Problems to work on:
a. Using the Willamette Valley habitat article, answer these questions:
(i) Who regularly set fires to improve hunting and travel?
(ii) Since when has much of the Willamette Valley ecoregion been altered by development?
(iii) Which two agencies join forces with private landowners to help at-risk species?
b. For each statement, decide whether the Willamette Valley habitat article supports it. Answer yes or no and quote the words of the article that settle it.
(i) Before European settlement, much of the valley was covered by dense conifer forest.
(ii) The Willamette River has been disconnected from its floodplain.
(iii) The article describes the valley's modern population as shrinking.

Page extract:
Skip Navigation

Public/Private Partnerships Restore Willamette Valley Wildlife Habitat

View the interactive storymap version of this article

Natural Resources Conservation Service and U.S. Fish and Wildlife Service join forces with private landowners to help at-risk species

The lush, fertile lands in Oregon's Willamette Valley are home to a diverse array of fish and wildlife species that depend on native oak woodlands, prairies and wetlands for survival. That includes several threatened, endangered or at-risk species.

Black tailed deer, Roosevelt elk, Western meadowlark, monarch butterfly, Fender's blue butterfly, Oregon chub...the list of species that depend on this unique habitat goes on and on (and on!)

Roosevelt Elk - by Andrea Hanson ODFWPictured: Roosevelt Elk. Photo by Andrea Hanson, ODFW.

An altered landscape

Historical accounts indicate that before European settlement, much of the Willamette Valley was covered by native grasses, forbs, and oak savanna.

The Kalapuya people regularly set fires to improve hunting and travel. The fires helped maintain the valley’s mosaic of grasslands, oak savannas, wet prairies, and other open habitats.

Since the 1850s, much of the Willamette Valley ecoregion has been altered by development (both agricultural and urban), particularly affecting oak woodland, oak savanna, grassland, riverine, and wetland habitats. The Willamette River has been disconnected from its floodplain, and much of the historical habitat has been fragmented.

A growing population

Fast forward to modern times, where an exponentially growing population and resulting development creates challenges in this changing landscape.

Recorded information:

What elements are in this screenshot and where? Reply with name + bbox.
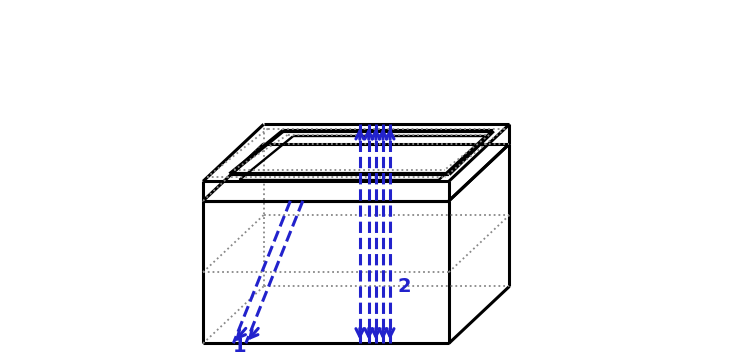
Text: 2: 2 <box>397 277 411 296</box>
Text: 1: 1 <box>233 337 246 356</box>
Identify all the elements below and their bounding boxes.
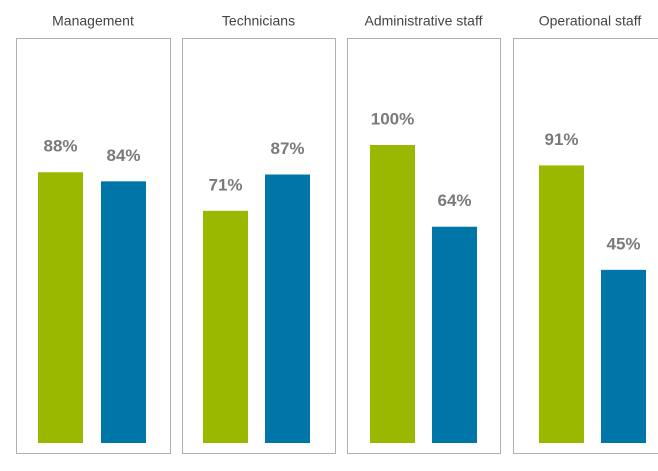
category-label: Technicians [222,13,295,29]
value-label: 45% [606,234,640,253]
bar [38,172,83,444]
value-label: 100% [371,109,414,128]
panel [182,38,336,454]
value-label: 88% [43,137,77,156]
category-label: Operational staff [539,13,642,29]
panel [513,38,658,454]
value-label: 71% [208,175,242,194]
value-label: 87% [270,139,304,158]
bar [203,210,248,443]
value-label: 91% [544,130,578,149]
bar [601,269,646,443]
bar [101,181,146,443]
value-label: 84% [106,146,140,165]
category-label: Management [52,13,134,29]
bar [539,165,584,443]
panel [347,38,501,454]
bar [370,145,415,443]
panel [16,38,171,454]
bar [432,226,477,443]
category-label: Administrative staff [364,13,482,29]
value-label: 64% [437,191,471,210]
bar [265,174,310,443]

Final results:
a.
(i) The Kalapuya people.
(ii) Since the 1850s.
(iii) The Natural Resources Conservation Service and the U.S. Fish and Wildlife Service.

b.
(i) No: "much of the Willamette Valley was covered by native grasses, forbs, and oak savanna."
(ii) Yes: "The Willamette River has been disconnected from its floodplain"
(iii) No: "an exponentially growing population"